» **Set problem**: Every line below is to be quoted exactly, with nothing added or dropped.

» **Stored records**:

------------------------

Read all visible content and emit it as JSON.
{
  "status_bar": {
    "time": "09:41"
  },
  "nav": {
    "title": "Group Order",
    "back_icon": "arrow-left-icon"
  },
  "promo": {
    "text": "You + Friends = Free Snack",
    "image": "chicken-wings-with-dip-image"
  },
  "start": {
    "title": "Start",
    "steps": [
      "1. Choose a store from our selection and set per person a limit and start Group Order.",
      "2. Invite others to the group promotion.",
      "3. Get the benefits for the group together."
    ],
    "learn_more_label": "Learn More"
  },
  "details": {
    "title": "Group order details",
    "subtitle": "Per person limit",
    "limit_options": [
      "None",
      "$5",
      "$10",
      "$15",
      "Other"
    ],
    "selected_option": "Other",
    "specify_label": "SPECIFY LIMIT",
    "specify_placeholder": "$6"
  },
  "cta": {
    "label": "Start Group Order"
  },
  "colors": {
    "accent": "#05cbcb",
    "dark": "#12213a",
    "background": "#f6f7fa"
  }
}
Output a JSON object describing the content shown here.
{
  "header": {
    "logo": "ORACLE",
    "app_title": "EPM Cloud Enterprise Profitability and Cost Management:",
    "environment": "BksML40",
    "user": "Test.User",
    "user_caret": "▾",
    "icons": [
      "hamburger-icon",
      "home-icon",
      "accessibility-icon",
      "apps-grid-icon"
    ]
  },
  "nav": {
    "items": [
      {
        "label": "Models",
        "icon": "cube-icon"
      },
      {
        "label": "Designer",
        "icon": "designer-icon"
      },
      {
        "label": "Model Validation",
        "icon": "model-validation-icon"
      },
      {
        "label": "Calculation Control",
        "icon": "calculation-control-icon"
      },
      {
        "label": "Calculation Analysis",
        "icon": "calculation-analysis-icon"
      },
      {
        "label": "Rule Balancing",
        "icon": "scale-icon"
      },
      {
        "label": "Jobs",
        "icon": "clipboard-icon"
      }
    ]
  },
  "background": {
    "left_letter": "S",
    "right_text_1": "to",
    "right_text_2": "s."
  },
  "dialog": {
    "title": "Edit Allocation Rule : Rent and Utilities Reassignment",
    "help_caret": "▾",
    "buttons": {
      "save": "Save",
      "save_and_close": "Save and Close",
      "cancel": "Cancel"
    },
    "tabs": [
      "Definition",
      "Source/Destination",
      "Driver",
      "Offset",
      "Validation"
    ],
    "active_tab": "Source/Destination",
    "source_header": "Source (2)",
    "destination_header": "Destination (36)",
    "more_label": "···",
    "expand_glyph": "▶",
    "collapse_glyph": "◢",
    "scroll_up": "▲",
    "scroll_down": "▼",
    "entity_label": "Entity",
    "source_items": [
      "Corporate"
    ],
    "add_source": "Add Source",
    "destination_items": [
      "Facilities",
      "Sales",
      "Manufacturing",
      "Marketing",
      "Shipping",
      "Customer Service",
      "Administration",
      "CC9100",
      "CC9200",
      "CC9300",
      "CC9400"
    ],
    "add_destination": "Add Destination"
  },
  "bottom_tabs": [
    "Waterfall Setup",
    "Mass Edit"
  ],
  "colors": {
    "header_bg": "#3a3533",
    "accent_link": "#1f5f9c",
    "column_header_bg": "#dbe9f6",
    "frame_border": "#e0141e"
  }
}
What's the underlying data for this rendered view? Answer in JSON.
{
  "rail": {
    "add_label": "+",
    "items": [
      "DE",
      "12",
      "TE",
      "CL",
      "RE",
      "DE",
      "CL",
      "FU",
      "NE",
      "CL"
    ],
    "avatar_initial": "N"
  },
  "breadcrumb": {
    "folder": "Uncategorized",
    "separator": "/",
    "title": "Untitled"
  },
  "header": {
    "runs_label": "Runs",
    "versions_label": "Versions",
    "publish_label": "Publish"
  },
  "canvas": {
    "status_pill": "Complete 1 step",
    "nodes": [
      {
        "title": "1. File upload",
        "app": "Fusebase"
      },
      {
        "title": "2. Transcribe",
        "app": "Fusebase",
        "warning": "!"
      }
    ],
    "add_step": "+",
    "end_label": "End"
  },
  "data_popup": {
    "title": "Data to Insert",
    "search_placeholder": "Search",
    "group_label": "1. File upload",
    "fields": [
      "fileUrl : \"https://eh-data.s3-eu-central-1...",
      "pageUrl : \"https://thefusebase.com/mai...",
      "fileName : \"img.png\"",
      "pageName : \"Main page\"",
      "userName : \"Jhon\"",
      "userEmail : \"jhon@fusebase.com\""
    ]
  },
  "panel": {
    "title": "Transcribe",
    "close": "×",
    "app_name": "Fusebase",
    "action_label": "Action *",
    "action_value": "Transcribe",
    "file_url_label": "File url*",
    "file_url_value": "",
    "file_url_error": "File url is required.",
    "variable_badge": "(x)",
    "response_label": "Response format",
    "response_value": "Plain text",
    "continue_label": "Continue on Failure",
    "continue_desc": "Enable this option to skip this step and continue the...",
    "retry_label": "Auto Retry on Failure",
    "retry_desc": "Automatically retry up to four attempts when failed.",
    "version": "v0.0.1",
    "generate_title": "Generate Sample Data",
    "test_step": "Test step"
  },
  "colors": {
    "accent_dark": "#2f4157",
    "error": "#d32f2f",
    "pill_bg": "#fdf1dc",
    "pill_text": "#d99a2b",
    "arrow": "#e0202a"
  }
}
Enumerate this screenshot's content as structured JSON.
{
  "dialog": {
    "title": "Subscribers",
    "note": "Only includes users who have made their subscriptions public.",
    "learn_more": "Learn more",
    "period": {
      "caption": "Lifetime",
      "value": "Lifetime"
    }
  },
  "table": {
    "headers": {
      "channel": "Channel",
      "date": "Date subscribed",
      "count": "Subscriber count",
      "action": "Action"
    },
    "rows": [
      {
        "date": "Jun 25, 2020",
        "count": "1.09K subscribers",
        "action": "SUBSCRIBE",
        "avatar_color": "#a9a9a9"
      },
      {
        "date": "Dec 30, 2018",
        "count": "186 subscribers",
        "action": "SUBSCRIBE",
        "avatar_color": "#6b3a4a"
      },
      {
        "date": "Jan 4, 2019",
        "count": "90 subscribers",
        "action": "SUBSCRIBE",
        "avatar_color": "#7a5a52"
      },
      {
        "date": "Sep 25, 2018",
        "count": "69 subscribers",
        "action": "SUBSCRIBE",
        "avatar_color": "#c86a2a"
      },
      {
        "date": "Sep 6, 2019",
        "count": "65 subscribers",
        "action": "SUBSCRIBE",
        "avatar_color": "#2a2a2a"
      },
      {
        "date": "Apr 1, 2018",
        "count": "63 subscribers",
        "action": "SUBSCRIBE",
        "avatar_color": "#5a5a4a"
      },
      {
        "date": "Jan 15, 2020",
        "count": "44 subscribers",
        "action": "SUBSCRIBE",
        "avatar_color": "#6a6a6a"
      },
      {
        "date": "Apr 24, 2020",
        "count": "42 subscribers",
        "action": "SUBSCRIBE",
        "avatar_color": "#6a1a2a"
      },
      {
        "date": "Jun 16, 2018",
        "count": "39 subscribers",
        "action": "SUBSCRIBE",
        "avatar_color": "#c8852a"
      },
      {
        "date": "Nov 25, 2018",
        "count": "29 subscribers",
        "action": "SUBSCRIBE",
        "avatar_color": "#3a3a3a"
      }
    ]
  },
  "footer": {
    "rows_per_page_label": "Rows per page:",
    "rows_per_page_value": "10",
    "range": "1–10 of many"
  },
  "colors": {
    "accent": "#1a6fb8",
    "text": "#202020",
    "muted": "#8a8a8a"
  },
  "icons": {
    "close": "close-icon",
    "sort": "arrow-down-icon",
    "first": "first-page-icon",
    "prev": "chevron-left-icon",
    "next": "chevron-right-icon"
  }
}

------------------------

» **Answer below**:
Read all visible content and emit it as JSON.
{
  "status_bar": {
    "time": "09:41"
  },
  "nav": {
    "title": "Group Order",
    "back_icon": "arrow-left-icon"
  },
  "promo": {
    "text": "You + Friends = Free Snack",
    "image": "chicken-wings-with-dip-image"
  },
  "start": {
    "title": "Start",
    "steps": [
      "1. Choose a store from our selection and set per person a limit and start Group Order.",
      "2. Invite others to the group promotion.",
      "3. Get the benefits for the group together."
    ],
    "learn_more_label": "Learn More"
  },
  "details": {
    "title": "Group order details",
    "subtitle": "Per person limit",
    "limit_options": [
      "None",
      "$5",
      "$10",
      "$15",
      "Other"
    ],
    "selected_option": "Other",
    "specify_label": "SPECIFY LIMIT",
    "specify_placeholder": "$6"
  },
  "cta": {
    "label": "Start Group Order"
  },
  "colors": {
    "accent": "#05cbcb",
    "dark": "#12213a",
    "background": "#f6f7fa"
  }
}
Output a JSON object describing the content shown here.
{
  "header": {
    "logo": "ORACLE",
    "app_title": "EPM Cloud Enterprise Profitability and Cost Management:",
    "environment": "BksML40",
    "user": "Test.User",
    "user_caret": "▾",
    "icons": [
      "hamburger-icon",
      "home-icon",
      "accessibility-icon",
      "apps-grid-icon"
    ]
  },
  "nav": {
    "items": [
      {
        "label": "Models",
        "icon": "cube-icon"
      },
      {
        "label": "Designer",
        "icon": "designer-icon"
      },
      {
        "label": "Model Validation",
        "icon": "model-validation-icon"
      },
      {
        "label": "Calculation Control",
        "icon": "calculation-control-icon"
      },
      {
        "label": "Calculation Analysis",
        "icon": "calculation-analysis-icon"
      },
      {
        "label": "Rule Balancing",
        "icon": "scale-icon"
      },
      {
        "label": "Jobs",
        "icon": "clipboard-icon"
      }
    ]
  },
  "background": {
    "left_letter": "S",
    "right_text_1": "to",
    "right_text_2": "s."
  },
  "dialog": {
    "title": "Edit Allocation Rule : Rent and Utilities Reassignment",
    "help_caret": "▾",
    "buttons": {
      "save": "Save",
      "save_and_close": "Save and Close",
      "cancel": "Cancel"
    },
    "tabs": [
      "Definition",
      "Source/Destination",
      "Driver",
      "Offset",
      "Validation"
    ],
    "active_tab": "Source/Destination",
    "source_header": "Source (2)",
    "destination_header": "Destination (36)",
    "more_label": "···",
    "expand_glyph": "▶",
    "collapse_glyph": "◢",
    "scroll_up": "▲",
    "scroll_down": "▼",
    "entity_label": "Entity",
    "source_items": [
      "Corporate"
    ],
    "add_source": "Add Source",
    "destination_items": [
      "Facilities",
      "Sales",
      "Manufacturing",
      "Marketing",
      "Shipping",
      "Customer Service",
      "Administration",
      "CC9100",
      "CC9200",
      "CC9300",
      "CC9400"
    ],
    "add_destination": "Add Destination"
  },
  "bottom_tabs": [
    "Waterfall Setup",
    "Mass Edit"
  ],
  "colors": {
    "header_bg": "#3a3533",
    "accent_link": "#1f5f9c",
    "column_header_bg": "#dbe9f6",
    "frame_border": "#e0141e"
  }
}
What's the underlying data for this rendered view? Answer in JSON.
{
  "rail": {
    "add_label": "+",
    "items": [
      "DE",
      "12",
      "TE",
      "CL",
      "RE",
      "DE",
      "CL",
      "FU",
      "NE",
      "CL"
    ],
    "avatar_initial": "N"
  },
  "breadcrumb": {
    "folder": "Uncategorized",
    "separator": "/",
    "title": "Untitled"
  },
  "header": {
    "runs_label": "Runs",
    "versions_label": "Versions",
    "publish_label": "Publish"
  },
  "canvas": {
    "status_pill": "Complete 1 step",
    "nodes": [
      {
        "title": "1. File upload",
        "app": "Fusebase"
      },
      {
        "title": "2. Transcribe",
        "app": "Fusebase",
        "warning": "!"
      }
    ],
    "add_step": "+",
    "end_label": "End"
  },
  "data_popup": {
    "title": "Data to Insert",
    "search_placeholder": "Search",
    "group_label": "1. File upload",
    "fields": [
      "fileUrl : \"https://eh-data.s3-eu-central-1...",
      "pageUrl : \"https://thefusebase.com/mai...",
      "fileName : \"img.png\"",
      "pageName : \"Main page\"",
      "userName : \"Jhon\"",
      "userEmail : \"jhon@fusebase.com\""
    ]
  },
  "panel": {
    "title": "Transcribe",
    "close": "×",
    "app_name": "Fusebase",
    "action_label": "Action *",
    "action_value": "Transcribe",
    "file_url_label": "File url*",
    "file_url_value": "",
    "file_url_error": "File url is required.",
    "variable_badge": "(x)",
    "response_label": "Response format",
    "response_value": "Plain text",
    "continue_label": "Continue on Failure",
    "continue_desc": "Enable this option to skip this step and continue the...",
    "retry_label": "Auto Retry on Failure",
    "retry_desc": "Automatically retry up to four attempts when failed.",
    "version": "v0.0.1",
    "generate_title": "Generate Sample Data",
    "test_step": "Test step"
  },
  "colors": {
    "accent_dark": "#2f4157",
    "error": "#d32f2f",
    "pill_bg": "#fdf1dc",
    "pill_text": "#d99a2b",
    "arrow": "#e0202a"
  }
}
Enumerate this screenshot's content as structured JSON.
{
  "dialog": {
    "title": "Subscribers",
    "note": "Only includes users who have made their subscriptions public.",
    "learn_more": "Learn more",
    "period": {
      "caption": "Lifetime",
      "value": "Lifetime"
    }
  },
  "table": {
    "headers": {
      "channel": "Channel",
      "date": "Date subscribed",
      "count": "Subscriber count",
      "action": "Action"
    },
    "rows": [
      {
        "date": "Jun 25, 2020",
        "count": "1.09K subscribers",
        "action": "SUBSCRIBE",
        "avatar_color": "#a9a9a9"
      },
      {
        "date": "Dec 30, 2018",
        "count": "186 subscribers",
        "action": "SUBSCRIBE",
        "avatar_color": "#6b3a4a"
      },
      {
        "date": "Jan 4, 2019",
        "count": "90 subscribers",
        "action": "SUBSCRIBE",
        "avatar_color": "#7a5a52"
      },
      {
        "date": "Sep 25, 2018",
        "count": "69 subscribers",
        "action": "SUBSCRIBE",
        "avatar_color": "#c86a2a"
      },
      {
        "date": "Sep 6, 2019",
        "count": "65 subscribers",
        "action": "SUBSCRIBE",
        "avatar_color": "#2a2a2a"
      },
      {
        "date": "Apr 1, 2018",
        "count": "63 subscribers",
        "action": "SUBSCRIBE",
        "avatar_color": "#5a5a4a"
      },
      {
        "date": "Jan 15, 2020",
        "count": "44 subscribers",
        "action": "SUBSCRIBE",
        "avatar_color": "#6a6a6a"
      },
      {
        "date": "Apr 24, 2020",
        "count": "42 subscribers",
        "action": "SUBSCRIBE",
        "avatar_color": "#6a1a2a"
      },
      {
        "date": "Jun 16, 2018",
        "count": "39 subscribers",
        "action": "SUBSCRIBE",
        "avatar_color": "#c8852a"
      },
      {
        "date": "Nov 25, 2018",
        "count": "29 subscribers",
        "action": "SUBSCRIBE",
        "avatar_color": "#3a3a3a"
      }
    ]
  },
  "footer": {
    "rows_per_page_label": "Rows per page:",
    "rows_per_page_value": "10",
    "range": "1–10 of many"
  },
  "colors": {
    "accent": "#1a6fb8",
    "text": "#202020",
    "muted": "#8a8a8a"
  },
  "icons": {
    "close": "close-icon",
    "sort": "arrow-down-icon",
    "first": "first-page-icon",
    "prev": "chevron-left-icon",
    "next": "chevron-right-icon"
  }
}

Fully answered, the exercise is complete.